▶ The exercise
Transcribe the material in full, exactly as written.

[begin Supplied material]

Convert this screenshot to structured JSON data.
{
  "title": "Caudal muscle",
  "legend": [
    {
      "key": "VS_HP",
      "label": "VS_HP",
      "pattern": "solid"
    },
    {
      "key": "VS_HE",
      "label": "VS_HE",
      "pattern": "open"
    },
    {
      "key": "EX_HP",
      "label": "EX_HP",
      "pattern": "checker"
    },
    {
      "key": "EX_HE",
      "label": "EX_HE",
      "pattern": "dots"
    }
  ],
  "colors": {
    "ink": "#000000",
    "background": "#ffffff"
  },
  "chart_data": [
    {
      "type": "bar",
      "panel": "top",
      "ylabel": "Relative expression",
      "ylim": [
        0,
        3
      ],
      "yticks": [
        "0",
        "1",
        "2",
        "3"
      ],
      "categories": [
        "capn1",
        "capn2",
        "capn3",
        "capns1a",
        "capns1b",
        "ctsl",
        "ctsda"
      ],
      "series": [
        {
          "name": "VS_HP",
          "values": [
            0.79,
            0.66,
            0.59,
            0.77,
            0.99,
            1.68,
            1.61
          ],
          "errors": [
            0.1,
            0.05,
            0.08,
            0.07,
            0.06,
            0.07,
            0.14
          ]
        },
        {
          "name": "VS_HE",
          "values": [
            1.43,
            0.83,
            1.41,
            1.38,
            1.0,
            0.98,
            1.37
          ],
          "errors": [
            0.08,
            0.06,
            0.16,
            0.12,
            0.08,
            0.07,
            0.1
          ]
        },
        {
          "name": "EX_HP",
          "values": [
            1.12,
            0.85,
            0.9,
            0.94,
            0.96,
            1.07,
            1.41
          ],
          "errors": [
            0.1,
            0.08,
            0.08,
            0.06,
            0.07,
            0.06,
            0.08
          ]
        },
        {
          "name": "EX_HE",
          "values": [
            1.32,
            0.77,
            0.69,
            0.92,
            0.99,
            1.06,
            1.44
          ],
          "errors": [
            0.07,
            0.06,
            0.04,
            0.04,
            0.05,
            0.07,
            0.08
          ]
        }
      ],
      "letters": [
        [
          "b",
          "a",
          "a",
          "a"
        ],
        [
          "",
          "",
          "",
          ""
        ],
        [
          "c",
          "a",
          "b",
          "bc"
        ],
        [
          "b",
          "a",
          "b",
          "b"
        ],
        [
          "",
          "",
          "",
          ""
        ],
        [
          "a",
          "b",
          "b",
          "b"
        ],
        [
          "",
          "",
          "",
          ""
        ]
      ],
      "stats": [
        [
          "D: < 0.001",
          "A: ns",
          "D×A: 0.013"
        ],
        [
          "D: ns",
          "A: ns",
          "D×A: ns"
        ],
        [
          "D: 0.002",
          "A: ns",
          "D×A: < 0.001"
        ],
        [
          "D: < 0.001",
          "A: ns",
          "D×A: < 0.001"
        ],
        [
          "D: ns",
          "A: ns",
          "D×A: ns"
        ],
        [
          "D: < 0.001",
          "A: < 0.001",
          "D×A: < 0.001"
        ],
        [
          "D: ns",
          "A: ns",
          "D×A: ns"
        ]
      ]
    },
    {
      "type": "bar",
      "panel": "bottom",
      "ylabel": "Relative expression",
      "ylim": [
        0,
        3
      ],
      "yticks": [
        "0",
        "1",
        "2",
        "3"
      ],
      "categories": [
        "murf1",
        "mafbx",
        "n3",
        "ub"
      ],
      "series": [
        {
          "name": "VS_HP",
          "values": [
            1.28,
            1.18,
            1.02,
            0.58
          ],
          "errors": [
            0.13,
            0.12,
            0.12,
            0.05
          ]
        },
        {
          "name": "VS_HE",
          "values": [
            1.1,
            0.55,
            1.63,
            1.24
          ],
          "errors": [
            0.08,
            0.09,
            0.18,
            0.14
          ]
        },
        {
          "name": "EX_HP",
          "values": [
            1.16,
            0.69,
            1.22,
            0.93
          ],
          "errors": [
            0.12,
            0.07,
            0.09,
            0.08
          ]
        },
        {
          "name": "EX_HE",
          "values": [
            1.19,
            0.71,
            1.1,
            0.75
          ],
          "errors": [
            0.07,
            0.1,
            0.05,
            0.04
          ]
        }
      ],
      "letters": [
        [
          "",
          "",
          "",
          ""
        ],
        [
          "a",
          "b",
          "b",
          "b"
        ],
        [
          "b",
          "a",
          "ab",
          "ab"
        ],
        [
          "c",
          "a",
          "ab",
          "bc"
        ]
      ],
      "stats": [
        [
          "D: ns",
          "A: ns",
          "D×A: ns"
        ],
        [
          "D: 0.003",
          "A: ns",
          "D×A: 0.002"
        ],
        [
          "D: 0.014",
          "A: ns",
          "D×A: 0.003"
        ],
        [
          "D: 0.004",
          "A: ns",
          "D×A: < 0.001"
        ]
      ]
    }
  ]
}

[end Supplied material]

▶ Exercise result
Convert this screenshot to structured JSON data.
{
  "title": "Caudal muscle",
  "legend": [
    {
      "key": "VS_HP",
      "label": "VS_HP",
      "pattern": "solid"
    },
    {
      "key": "VS_HE",
      "label": "VS_HE",
      "pattern": "open"
    },
    {
      "key": "EX_HP",
      "label": "EX_HP",
      "pattern": "checker"
    },
    {
      "key": "EX_HE",
      "label": "EX_HE",
      "pattern": "dots"
    }
  ],
  "colors": {
    "ink": "#000000",
    "background": "#ffffff"
  },
  "chart_data": [
    {
      "type": "bar",
      "panel": "top",
      "ylabel": "Relative expression",
      "ylim": [
        0,
        3
      ],
      "yticks": [
        "0",
        "1",
        "2",
        "3"
      ],
      "categories": [
        "capn1",
        "capn2",
        "capn3",
        "capns1a",
        "capns1b",
        "ctsl",
        "ctsda"
      ],
      "series": [
        {
          "name": "VS_HP",
          "values": [
            0.79,
            0.66,
            0.59,
            0.77,
            0.99,
            1.68,
            1.61
          ],
          "errors": [
            0.1,
            0.05,
            0.08,
            0.07,
            0.06,
            0.07,
            0.14
          ]
        },
        {
          "name": "VS_HE",
          "values": [
            1.43,
            0.83,
            1.41,
            1.38,
            1.0,
            0.98,
            1.37
          ],
          "errors": [
            0.08,
            0.06,
            0.16,
            0.12,
            0.08,
            0.07,
            0.1
          ]
        },
        {
          "name": "EX_HP",
          "values": [
            1.12,
            0.85,
            0.9,
            0.94,
            0.96,
            1.07,
            1.41
          ],
          "errors": [
            0.1,
            0.08,
            0.08,
            0.06,
            0.07,
            0.06,
            0.08
          ]
        },
        {
          "name": "EX_HE",
          "values": [
            1.32,
            0.77,
            0.69,
            0.92,
            0.99,
            1.06,
            1.44
          ],
          "errors": [
            0.07,
            0.06,
            0.04,
            0.04,
            0.05,
            0.07,
            0.08
          ]
        }
      ],
      "letters": [
        [
          "b",
          "a",
          "a",
          "a"
        ],
        [
          "",
          "",
          "",
          ""
        ],
        [
          "c",
          "a",
          "b",
          "bc"
        ],
        [
          "b",
          "a",
          "b",
          "b"
        ],
        [
          "",
          "",
          "",
          ""
        ],
        [
          "a",
          "b",
          "b",
          "b"
        ],
        [
          "",
          "",
          "",
          ""
        ]
      ],
      "stats": [
        [
          "D: < 0.001",
          "A: ns",
          "D×A: 0.013"
        ],
        [
          "D: ns",
          "A: ns",
          "D×A: ns"
        ],
        [
          "D: 0.002",
          "A: ns",
          "D×A: < 0.001"
        ],
        [
          "D: < 0.001",
          "A: ns",
          "D×A: < 0.001"
        ],
        [
          "D: ns",
          "A: ns",
          "D×A: ns"
        ],
        [
          "D: < 0.001",
          "A: < 0.001",
          "D×A: < 0.001"
        ],
        [
          "D: ns",
          "A: ns",
          "D×A: ns"
        ]
      ]
    },
    {
      "type": "bar",
      "panel": "bottom",
      "ylabel": "Relative expression",
      "ylim": [
        0,
        3
      ],
      "yticks": [
        "0",
        "1",
        "2",
        "3"
      ],
      "categories": [
        "murf1",
        "mafbx",
        "n3",
        "ub"
      ],
      "series": [
        {
          "name": "VS_HP",
          "values": [
            1.28,
            1.18,
            1.02,
            0.58
          ],
          "errors": [
            0.13,
            0.12,
            0.12,
            0.05
          ]
        },
        {
          "name": "VS_HE",
          "values": [
            1.1,
            0.55,
            1.63,
            1.24
          ],
          "errors": [
            0.08,
            0.09,
            0.18,
            0.14
          ]
        },
        {
          "name": "EX_HP",
          "values": [
            1.16,
            0.69,
            1.22,
            0.93
          ],
          "errors": [
            0.12,
            0.07,
            0.09,
            0.08
          ]
        },
        {
          "name": "EX_HE",
          "values": [
            1.19,
            0.71,
            1.1,
            0.75
          ],
          "errors": [
            0.07,
            0.1,
            0.05,
            0.04
          ]
        }
      ],
      "letters": [
        [
          "",
          "",
          "",
          ""
        ],
        [
          "a",
          "b",
          "b",
          "b"
        ],
        [
          "b",
          "a",
          "ab",
          "ab"
        ],
        [
          "c",
          "a",
          "ab",
          "bc"
        ]
      ],
      "stats": [
        [
          "D: ns",
          "A: ns",
          "D×A: ns"
        ],
        [
          "D: 0.003",
          "A: ns",
          "D×A: 0.002"
        ],
        [
          "D: 0.014",
          "A: ns",
          "D×A: 0.003"
        ],
        [
          "D: 0.004",
          "A: ns",
          "D×A: < 0.001"
        ]
      ]
    }
  ]
}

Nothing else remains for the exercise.